» **Collection entries**:
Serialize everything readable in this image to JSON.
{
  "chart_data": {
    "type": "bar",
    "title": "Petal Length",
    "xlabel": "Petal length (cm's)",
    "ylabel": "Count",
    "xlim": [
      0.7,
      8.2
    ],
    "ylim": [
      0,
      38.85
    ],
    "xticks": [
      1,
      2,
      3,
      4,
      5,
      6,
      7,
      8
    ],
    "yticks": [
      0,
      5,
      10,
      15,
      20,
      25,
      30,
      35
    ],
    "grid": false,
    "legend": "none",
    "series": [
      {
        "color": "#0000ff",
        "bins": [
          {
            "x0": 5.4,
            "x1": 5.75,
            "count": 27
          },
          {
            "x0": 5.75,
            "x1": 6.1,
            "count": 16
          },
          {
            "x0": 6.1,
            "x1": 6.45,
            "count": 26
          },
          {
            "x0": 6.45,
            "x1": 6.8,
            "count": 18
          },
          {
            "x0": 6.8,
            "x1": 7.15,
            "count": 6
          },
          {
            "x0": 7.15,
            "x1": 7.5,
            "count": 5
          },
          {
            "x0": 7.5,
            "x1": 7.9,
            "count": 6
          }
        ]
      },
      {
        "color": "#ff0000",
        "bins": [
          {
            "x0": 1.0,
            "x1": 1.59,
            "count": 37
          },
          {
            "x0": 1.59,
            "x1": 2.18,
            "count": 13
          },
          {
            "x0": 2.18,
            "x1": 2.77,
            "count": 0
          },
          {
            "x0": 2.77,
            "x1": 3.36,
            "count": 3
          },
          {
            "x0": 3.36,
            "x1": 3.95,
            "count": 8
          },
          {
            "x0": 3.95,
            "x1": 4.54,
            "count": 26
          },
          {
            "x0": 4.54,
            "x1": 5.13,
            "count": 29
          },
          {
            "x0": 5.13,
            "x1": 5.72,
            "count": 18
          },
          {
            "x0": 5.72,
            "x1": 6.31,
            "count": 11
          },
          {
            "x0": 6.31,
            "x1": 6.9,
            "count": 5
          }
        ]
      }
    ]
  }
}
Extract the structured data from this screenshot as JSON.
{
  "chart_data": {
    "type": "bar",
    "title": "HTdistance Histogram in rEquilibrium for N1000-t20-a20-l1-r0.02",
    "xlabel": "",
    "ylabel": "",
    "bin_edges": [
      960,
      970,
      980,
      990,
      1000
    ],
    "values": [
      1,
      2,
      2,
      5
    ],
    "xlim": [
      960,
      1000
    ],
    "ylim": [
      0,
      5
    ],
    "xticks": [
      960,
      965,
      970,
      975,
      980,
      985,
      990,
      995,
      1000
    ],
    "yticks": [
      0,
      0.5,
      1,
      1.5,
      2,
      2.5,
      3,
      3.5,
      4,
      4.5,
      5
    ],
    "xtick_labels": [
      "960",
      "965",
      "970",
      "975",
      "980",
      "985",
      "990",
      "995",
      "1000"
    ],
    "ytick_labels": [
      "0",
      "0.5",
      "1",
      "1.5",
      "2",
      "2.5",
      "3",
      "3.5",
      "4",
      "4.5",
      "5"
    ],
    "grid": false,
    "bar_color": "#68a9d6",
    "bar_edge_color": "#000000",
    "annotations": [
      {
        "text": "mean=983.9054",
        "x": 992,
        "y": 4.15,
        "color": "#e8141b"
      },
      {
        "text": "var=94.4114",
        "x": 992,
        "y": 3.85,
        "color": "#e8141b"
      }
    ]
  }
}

» **STATED PROBLEM**: Count up the lines in the listing that hold the word "Petal", and give that number only.

» **RESULT BELOW**: 2